TEXTAUSZUG:
·····
Die Kriterien, die in den geheimen Dateien festgelegt sind, reichen laut der FT „von einem feindlichen Einfall auf russisches Gebiet bis zu spezifischeren Auslösern wie der Zerstörung von 20 Prozent der strategischen ballistischen U-Boote Russlands“. Was den Einsatz taktischer Atomwaffen betrifft, so hat Russlands taktisches Arsenal im Vergleich zu strategischen Waffen eine begrenztere Reichweite und ist daher für die Möglichkeit eines „näheren“ Krieges in Europa oder Asien ausgelegt und vorgesehen. So schreibt die Zeitung:
Andere mögliche Bedingungen sind die Zerstörung von 20 Prozent der strategischen ballistischen U-Boote Russlands, 30 Prozent seiner nuklearbetriebenen U-Boote, drei oder mehr Kreuzer, drei Flugplätze oder ein gleichzeitiger Angriff auf Haupt- und Reserve-Kommandozentralen an der Küste. Von Russlands Militär wird auch erwartet, dass es taktische Atomwaffen für eine Vielzahl von Zielen einsetzen kann, darunter „Staaten davon abhalten, Aggressionen zu nutzen […] oder militärische Konflikte zu eskalieren“, „Aggressionen stoppen“, russische Streitkräfte daran hindern, Schlachten oder Territorien zu verlieren, und die russische Marine „effektiver“ machen.
·····
DATENSÄTZE:
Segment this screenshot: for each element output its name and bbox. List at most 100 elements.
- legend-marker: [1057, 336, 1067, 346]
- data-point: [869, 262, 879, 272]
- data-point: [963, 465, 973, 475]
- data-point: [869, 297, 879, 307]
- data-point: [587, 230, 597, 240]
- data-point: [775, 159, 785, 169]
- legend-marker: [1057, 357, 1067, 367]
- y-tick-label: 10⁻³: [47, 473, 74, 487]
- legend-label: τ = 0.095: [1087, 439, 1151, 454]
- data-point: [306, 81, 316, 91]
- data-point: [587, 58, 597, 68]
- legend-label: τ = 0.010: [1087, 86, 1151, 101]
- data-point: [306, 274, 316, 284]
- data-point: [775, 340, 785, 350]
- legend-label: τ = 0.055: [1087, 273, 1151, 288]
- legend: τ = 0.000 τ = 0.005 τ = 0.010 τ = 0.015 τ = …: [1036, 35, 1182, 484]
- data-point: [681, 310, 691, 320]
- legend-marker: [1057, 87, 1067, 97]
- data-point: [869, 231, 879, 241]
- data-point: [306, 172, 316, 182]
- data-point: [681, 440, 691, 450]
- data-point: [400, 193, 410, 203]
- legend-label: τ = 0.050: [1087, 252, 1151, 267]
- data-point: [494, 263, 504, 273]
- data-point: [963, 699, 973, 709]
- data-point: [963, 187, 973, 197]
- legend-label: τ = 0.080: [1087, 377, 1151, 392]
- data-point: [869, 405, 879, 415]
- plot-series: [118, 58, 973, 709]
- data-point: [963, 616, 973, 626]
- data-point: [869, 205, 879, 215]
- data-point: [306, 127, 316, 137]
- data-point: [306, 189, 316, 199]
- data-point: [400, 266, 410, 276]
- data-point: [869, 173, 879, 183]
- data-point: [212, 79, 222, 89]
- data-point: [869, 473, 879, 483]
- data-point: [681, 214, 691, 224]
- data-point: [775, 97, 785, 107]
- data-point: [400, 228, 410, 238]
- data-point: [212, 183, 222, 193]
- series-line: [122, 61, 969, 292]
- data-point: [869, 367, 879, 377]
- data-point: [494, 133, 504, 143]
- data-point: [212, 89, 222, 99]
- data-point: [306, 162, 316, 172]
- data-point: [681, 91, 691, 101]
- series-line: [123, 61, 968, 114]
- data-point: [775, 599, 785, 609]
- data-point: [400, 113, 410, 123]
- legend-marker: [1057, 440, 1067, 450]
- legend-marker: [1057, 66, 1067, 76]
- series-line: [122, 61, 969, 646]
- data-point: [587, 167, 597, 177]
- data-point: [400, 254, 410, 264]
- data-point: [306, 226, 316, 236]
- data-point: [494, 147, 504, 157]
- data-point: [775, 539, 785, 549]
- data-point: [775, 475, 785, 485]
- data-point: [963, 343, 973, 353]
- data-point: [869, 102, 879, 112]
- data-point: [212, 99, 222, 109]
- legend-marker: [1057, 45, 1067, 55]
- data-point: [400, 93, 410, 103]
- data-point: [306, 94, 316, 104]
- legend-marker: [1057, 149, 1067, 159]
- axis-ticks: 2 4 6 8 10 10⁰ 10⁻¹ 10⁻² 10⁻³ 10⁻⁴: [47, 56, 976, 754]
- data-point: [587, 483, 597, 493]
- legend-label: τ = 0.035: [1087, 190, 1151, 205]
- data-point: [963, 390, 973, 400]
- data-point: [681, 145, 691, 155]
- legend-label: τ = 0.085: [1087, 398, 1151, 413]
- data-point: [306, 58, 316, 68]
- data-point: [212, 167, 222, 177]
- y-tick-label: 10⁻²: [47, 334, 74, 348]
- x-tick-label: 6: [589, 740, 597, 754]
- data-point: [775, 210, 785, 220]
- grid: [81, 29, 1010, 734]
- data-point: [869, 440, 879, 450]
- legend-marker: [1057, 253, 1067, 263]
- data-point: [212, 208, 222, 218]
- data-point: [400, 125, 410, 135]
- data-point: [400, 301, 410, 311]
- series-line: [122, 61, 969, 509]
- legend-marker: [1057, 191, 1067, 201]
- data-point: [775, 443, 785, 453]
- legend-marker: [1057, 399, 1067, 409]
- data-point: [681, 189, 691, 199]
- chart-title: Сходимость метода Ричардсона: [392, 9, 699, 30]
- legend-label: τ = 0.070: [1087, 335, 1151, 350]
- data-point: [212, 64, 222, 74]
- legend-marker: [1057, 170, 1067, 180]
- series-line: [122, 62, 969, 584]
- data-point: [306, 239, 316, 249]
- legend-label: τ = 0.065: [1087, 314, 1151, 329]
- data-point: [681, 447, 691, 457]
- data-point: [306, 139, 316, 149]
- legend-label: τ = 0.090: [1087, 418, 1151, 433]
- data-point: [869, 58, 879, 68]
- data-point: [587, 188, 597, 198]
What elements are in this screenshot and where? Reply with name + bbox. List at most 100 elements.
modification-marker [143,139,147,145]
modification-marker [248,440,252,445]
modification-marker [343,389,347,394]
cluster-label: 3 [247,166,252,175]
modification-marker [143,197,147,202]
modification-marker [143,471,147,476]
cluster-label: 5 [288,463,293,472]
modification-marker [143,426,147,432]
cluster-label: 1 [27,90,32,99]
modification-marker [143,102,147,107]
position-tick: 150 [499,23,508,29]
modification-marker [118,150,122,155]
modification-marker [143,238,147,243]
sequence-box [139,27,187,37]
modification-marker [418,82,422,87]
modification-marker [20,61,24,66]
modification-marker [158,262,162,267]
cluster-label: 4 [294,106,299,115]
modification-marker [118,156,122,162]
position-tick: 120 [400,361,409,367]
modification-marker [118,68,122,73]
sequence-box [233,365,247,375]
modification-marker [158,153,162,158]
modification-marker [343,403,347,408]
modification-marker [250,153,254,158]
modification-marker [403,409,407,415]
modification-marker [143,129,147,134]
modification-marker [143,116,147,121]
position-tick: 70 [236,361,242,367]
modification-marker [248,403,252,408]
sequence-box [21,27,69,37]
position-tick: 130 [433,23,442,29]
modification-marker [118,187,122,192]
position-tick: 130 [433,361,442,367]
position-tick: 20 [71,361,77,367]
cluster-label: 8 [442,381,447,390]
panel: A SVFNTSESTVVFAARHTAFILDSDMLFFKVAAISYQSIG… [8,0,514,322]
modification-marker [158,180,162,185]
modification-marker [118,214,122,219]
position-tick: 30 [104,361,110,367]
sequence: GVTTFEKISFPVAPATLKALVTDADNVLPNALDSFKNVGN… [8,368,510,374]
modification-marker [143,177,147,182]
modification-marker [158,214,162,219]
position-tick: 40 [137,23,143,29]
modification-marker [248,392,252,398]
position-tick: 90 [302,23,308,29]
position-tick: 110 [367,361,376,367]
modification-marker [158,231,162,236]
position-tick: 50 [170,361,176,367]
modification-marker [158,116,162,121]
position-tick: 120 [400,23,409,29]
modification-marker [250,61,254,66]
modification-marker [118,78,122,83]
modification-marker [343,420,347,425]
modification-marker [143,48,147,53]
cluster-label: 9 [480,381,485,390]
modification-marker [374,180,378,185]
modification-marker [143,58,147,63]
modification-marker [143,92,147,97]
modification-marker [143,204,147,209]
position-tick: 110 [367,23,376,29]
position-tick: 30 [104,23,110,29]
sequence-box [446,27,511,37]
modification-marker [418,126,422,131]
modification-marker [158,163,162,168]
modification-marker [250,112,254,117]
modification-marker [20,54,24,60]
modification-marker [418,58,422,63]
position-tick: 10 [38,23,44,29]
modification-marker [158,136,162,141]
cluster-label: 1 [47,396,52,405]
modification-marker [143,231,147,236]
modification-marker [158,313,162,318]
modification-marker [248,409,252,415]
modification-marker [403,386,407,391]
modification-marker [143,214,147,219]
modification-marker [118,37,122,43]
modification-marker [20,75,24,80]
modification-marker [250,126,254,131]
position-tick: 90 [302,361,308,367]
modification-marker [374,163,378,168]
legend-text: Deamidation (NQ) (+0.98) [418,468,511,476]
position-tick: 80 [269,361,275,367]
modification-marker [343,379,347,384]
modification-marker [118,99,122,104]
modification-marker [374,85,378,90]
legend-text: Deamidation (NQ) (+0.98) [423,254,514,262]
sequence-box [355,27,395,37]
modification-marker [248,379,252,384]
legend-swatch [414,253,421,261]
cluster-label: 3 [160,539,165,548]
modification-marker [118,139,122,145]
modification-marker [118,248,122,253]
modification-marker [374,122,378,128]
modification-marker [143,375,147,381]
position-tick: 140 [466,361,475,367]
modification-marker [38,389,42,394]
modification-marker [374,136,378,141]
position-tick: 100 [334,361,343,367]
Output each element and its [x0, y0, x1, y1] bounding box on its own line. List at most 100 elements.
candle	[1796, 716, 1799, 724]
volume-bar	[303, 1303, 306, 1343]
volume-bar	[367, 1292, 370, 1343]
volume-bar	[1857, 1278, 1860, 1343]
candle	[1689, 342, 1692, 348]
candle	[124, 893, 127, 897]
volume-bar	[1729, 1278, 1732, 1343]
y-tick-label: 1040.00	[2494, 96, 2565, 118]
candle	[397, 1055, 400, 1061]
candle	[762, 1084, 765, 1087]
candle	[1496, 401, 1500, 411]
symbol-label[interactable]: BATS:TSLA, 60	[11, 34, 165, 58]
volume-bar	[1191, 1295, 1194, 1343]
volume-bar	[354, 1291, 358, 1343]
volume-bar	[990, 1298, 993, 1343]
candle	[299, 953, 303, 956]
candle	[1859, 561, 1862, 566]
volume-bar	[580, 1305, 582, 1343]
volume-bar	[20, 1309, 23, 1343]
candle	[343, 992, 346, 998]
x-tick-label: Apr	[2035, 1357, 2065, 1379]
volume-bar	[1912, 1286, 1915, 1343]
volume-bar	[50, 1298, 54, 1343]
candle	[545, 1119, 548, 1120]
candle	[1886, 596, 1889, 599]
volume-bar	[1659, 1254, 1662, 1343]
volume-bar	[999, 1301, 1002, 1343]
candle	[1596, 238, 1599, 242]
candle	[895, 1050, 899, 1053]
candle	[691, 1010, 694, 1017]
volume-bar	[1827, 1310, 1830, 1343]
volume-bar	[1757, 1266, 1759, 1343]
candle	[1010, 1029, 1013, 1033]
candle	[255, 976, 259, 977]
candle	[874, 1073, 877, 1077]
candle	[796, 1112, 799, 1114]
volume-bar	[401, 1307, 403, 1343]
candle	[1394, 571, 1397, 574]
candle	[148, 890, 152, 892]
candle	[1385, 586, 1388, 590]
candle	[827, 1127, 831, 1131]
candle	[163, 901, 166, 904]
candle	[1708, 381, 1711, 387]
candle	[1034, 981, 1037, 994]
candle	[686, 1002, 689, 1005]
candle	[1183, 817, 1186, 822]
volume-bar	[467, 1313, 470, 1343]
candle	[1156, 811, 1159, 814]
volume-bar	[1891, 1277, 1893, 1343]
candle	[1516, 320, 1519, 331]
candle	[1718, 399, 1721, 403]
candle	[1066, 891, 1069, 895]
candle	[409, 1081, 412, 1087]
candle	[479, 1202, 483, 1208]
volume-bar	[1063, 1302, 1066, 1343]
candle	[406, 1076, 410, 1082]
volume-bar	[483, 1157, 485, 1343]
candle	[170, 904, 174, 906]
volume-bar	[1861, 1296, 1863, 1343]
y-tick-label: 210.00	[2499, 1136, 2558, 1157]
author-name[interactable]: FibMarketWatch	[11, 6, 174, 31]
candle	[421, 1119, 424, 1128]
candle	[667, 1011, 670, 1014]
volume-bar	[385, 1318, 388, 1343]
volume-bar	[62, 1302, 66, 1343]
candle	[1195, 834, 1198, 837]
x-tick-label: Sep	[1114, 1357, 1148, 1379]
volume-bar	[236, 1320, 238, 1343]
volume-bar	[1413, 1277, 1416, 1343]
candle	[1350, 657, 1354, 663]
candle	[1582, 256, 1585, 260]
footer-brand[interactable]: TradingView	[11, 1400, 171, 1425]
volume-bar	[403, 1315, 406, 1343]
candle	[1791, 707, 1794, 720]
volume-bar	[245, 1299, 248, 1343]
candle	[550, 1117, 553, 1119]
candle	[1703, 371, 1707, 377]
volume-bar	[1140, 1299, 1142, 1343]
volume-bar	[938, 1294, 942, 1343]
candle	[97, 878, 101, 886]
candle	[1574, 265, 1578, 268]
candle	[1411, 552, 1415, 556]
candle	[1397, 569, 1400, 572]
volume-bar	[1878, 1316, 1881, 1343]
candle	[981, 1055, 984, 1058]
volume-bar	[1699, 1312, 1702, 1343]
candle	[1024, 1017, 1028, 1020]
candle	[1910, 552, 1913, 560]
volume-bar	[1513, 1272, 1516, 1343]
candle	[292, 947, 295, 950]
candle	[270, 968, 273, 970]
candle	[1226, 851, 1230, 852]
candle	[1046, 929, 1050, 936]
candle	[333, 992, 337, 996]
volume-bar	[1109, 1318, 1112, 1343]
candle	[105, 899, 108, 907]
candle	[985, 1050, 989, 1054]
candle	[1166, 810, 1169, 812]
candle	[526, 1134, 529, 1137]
·····
AUFGABEN:
a - Nenne alle möglichen Bedingungen, die der Textauszug nach den Worten „Andere mögliche Bedingungen sind“ aufführt.
b - Aus welchem Grund ist Russlands taktisches Arsenal laut dem Textauszug für einen „näheren“ Krieg in Europa oder Asien ausgelegt? Antworte in ein bis zwei Sätzen.

LÖSUNGEN:
a -
- die Zerstörung von 20 Prozent der strategischen ballistischen U-Boote Russlands
- 30 Prozent seiner nuklearbetriebenen U-Boote
- drei oder mehr Kreuzer
- drei Flugplätze
- ein gleichzeitiger Angriff auf Haupt- und Reserve-Kommandozentralen an der Küste

b - Das taktische Arsenal hat im Vergleich zu strategischen Waffen eine begrenztere Reichweite. Daher ist es für die Möglichkeit eines „näheren“ Krieges in Europa oder Asien ausgelegt und vorgesehen.